-------- Okuma metni

Barolar azgın azınlık yönetiminde

Eklenme Tarih 23 Haziran 2020
MESLEK örgütlerinin tamamında büyük bir temsil sorunu ve birikmiş şikayetler var. Bu fakir'i gören her meslekten insan, mensup olduğu meslek örgütü/oda hakkında bir ton dert anlatıyor. Tümden ortadan kaldırılmaları gerektiğini, senelerdir boş yere aidat ödediklerini söyleyen o kadar farklı meslek mensubu var ki...! İsteyen istediği meslek örgütüne üye olabilmelidir. Hatta meslek icra etmek için bir meslek örgütüne üye olmak mecburiyeti ortadan kaldırılmalıdır. Çünkü bu meslek örgütlerinin seçimleri, çok tuhaf olaylara sahne oluyor. Örneğin;
Barolar Birliği seçimleri hakkındaki rakamları bir kez daha hatırlatalım...
41462 avukatın sadece 26264'ünün (yüzde 63) katıldığı bir seçim yapılıyor.
Sandığa gidenlerin yalnızca 8077'sinin (yüzde 30) oyunu alıyorlar. Yani; 41462 avukattan 8077 oy alarak, tamamının sadece yüzde 19'unu temsil etmiş oluyorlar. Ve yönetim böyle oluşuyor.
Azgın bir azınlık Barolar Birliği'ni ele geçirmiş oluyor. Sonra bu azgın azınlık, Savcımızı şehit edenleri kucaklıyorlar...

----------------
-------- Verilen kayıtlar

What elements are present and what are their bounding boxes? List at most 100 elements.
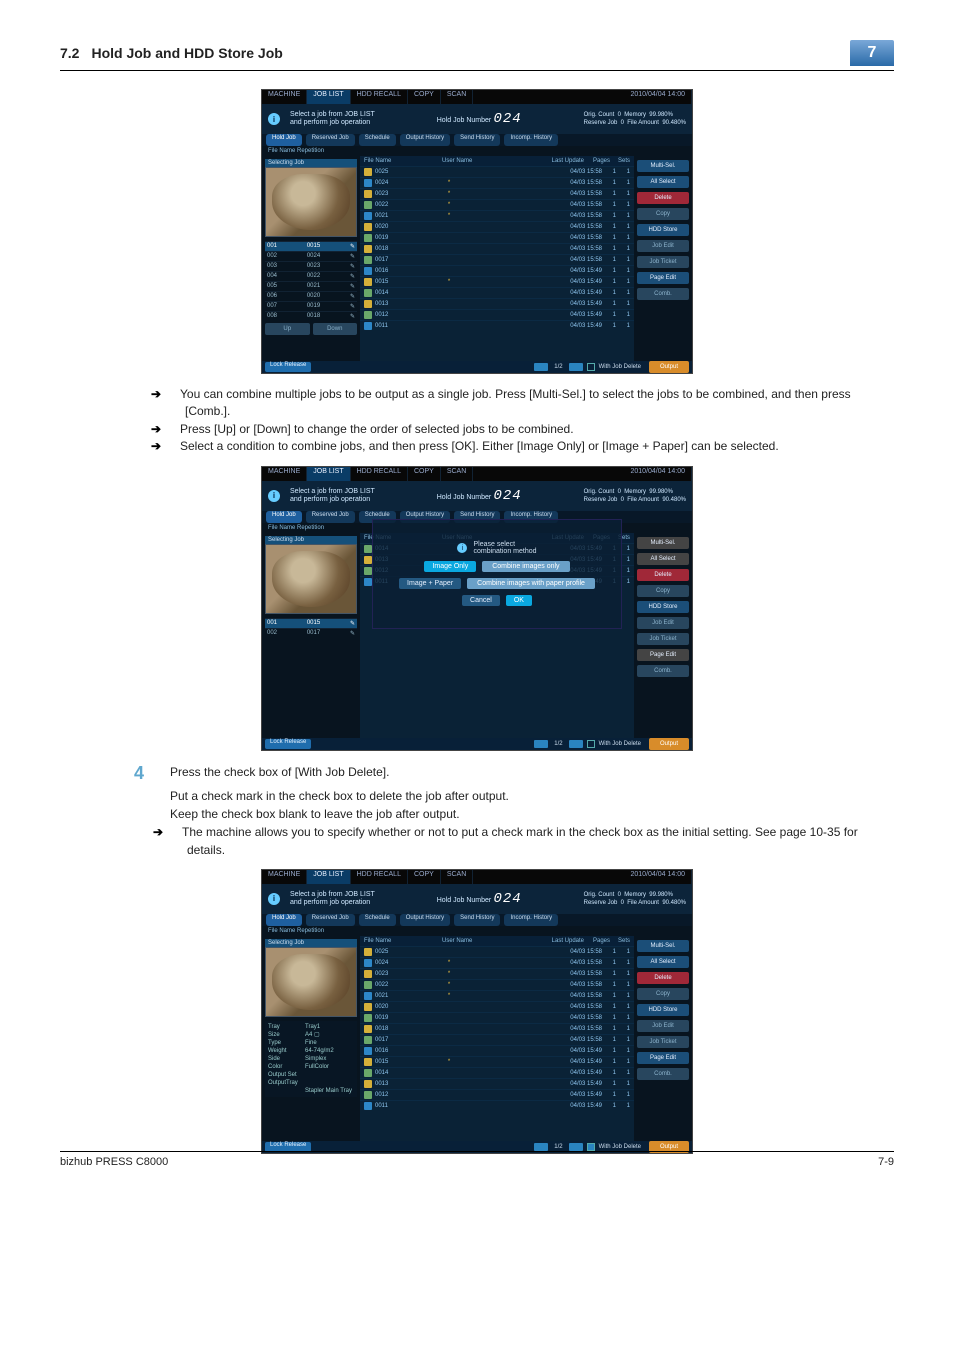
sub-tab[interactable]: Hold Job (266, 914, 302, 926)
side-button[interactable]: Multi-Sel. (637, 537, 689, 549)
selected-job-row[interactable]: 0060020✎ (265, 291, 357, 301)
table-row[interactable]: 0015*04/03 15:4911 (360, 276, 634, 287)
side-button[interactable]: HDD Store (637, 1004, 689, 1016)
table-row[interactable]: 001204/03 15:4911 (360, 309, 634, 320)
side-button[interactable]: Job Edit (637, 240, 689, 252)
sub-tab[interactable]: Reserved Job (306, 511, 355, 523)
sub-tab[interactable]: Hold Job (266, 134, 302, 146)
sub-tab[interactable]: Send History (454, 134, 500, 146)
page-up-icon[interactable] (534, 363, 548, 371)
lock-release-button[interactable]: Lock Release (265, 739, 311, 749)
side-button[interactable]: Comb. (637, 665, 689, 677)
side-button[interactable]: Delete (637, 972, 689, 984)
sub-tab[interactable]: Schedule (359, 914, 396, 926)
side-button[interactable]: Page Edit (637, 1052, 689, 1064)
table-row[interactable]: 0021*04/03 15:5811 (360, 990, 634, 1001)
top-tab[interactable]: JOB LIST (307, 90, 350, 104)
with-job-delete-checkbox[interactable] (587, 740, 595, 748)
side-button[interactable]: Page Edit (637, 649, 689, 661)
table-row[interactable]: 001404/03 15:4911 (360, 1067, 634, 1078)
table-row[interactable]: 0021*04/03 15:5811 (360, 210, 634, 221)
top-tab[interactable]: MACHINE (262, 90, 307, 104)
page-down-icon[interactable] (569, 1143, 583, 1151)
sub-tab[interactable]: Reserved Job (306, 914, 355, 926)
selected-job-row[interactable]: 0020017✎ (265, 628, 357, 638)
side-button[interactable]: Copy (637, 208, 689, 220)
sub-tab[interactable]: Reserved Job (306, 134, 355, 146)
table-row[interactable]: 002004/03 15:5811 (360, 1001, 634, 1012)
sub-tab[interactable]: Incomp. History (504, 134, 558, 146)
with-job-delete-checkbox[interactable] (587, 1143, 595, 1151)
top-tab[interactable]: SCAN (441, 870, 473, 884)
page-up-icon[interactable] (534, 740, 548, 748)
top-tab[interactable]: COPY (408, 467, 441, 481)
top-tab[interactable]: COPY (408, 90, 441, 104)
top-tab[interactable]: COPY (408, 870, 441, 884)
page-down-icon[interactable] (569, 740, 583, 748)
top-tab[interactable]: JOB LIST (307, 870, 350, 884)
sub-tab[interactable]: Schedule (359, 134, 396, 146)
page-down-icon[interactable] (569, 363, 583, 371)
side-button[interactable]: All Select (637, 553, 689, 565)
selected-job-row[interactable]: 0080018✎ (265, 311, 357, 321)
lock-release-button[interactable]: Lock Release (265, 362, 311, 372)
selected-job-row[interactable]: 0020024✎ (265, 251, 357, 261)
table-row[interactable]: 001104/03 15:4911 (360, 320, 634, 331)
file-name-repetition[interactable]: File Name Repetition (262, 146, 692, 156)
sub-tab[interactable]: Output History (400, 134, 450, 146)
side-button[interactable]: Job Ticket (637, 256, 689, 268)
selected-job-row[interactable]: 0010015✎ (265, 618, 357, 628)
side-button[interactable]: Copy (637, 585, 689, 597)
side-button[interactable]: HDD Store (637, 224, 689, 236)
image-only-button[interactable]: Image Only (424, 561, 476, 572)
selected-job-row[interactable]: 0040022✎ (265, 271, 357, 281)
side-button[interactable]: Job Ticket (637, 1036, 689, 1048)
page-up-icon[interactable] (534, 1143, 548, 1151)
down-button[interactable]: Down (313, 323, 358, 335)
table-row[interactable]: 002504/03 15:5811 (360, 166, 634, 177)
selected-job-row[interactable]: 0050021✎ (265, 281, 357, 291)
table-row[interactable]: 0024*04/03 15:5811 (360, 957, 634, 968)
table-row[interactable]: 0023*04/03 15:5811 (360, 188, 634, 199)
table-row[interactable]: 002504/03 15:5811 (360, 946, 634, 957)
top-tab[interactable]: HDD RECALL (351, 870, 408, 884)
side-button[interactable]: Multi-Sel. (637, 940, 689, 952)
image-paper-button[interactable]: Image + Paper (399, 578, 461, 589)
table-row[interactable]: 0023*04/03 15:5811 (360, 968, 634, 979)
side-button[interactable]: Comb. (637, 1068, 689, 1080)
table-row[interactable]: 001804/03 15:5811 (360, 1023, 634, 1034)
table-row[interactable]: 001904/03 15:5811 (360, 232, 634, 243)
side-button[interactable]: Job Ticket (637, 633, 689, 645)
table-row[interactable]: 001204/03 15:4911 (360, 1089, 634, 1100)
table-row[interactable]: 001404/03 15:4911 (360, 287, 634, 298)
output-button[interactable]: Output (649, 738, 689, 750)
side-button[interactable]: Delete (637, 569, 689, 581)
top-tab[interactable]: HDD RECALL (351, 90, 408, 104)
output-button[interactable]: Output (649, 361, 689, 373)
sub-tab[interactable]: Output History (400, 914, 450, 926)
with-job-delete-checkbox[interactable] (587, 363, 595, 371)
table-row[interactable]: 0022*04/03 15:5811 (360, 199, 634, 210)
top-tab[interactable]: MACHINE (262, 467, 307, 481)
selected-job-row[interactable]: 0010015✎ (265, 241, 357, 251)
side-button[interactable]: All Select (637, 956, 689, 968)
table-row[interactable]: 001904/03 15:5811 (360, 1012, 634, 1023)
table-row[interactable]: 0022*04/03 15:5811 (360, 979, 634, 990)
side-button[interactable]: Delete (637, 192, 689, 204)
sub-tab[interactable]: Incomp. History (504, 914, 558, 926)
top-tab[interactable]: SCAN (441, 467, 473, 481)
top-tab[interactable]: JOB LIST (307, 467, 350, 481)
side-button[interactable]: Multi-Sel. (637, 160, 689, 172)
cancel-button[interactable]: Cancel (462, 595, 500, 606)
table-row[interactable]: 002004/03 15:5811 (360, 221, 634, 232)
side-button[interactable]: HDD Store (637, 601, 689, 613)
top-tab[interactable]: MACHINE (262, 870, 307, 884)
up-button[interactable]: Up (265, 323, 310, 335)
table-row[interactable]: 001804/03 15:5811 (360, 243, 634, 254)
side-button[interactable]: All Select (637, 176, 689, 188)
side-button[interactable]: Job Edit (637, 617, 689, 629)
selected-job-row[interactable]: 0070019✎ (265, 301, 357, 311)
table-row[interactable]: 001704/03 15:5811 (360, 1034, 634, 1045)
file-name-repetition[interactable]: File Name Repetition (262, 926, 692, 936)
sub-tab[interactable]: Hold Job (266, 511, 302, 523)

----------------

### Alıştırma:
Barolar Birliği seçimlerini anlatan metne göre seçime 41462 avukattan kaçı katıldı?

### Yanıt:
41462 avukattan 26264'ü, yani yüzde 63'ü katıldı.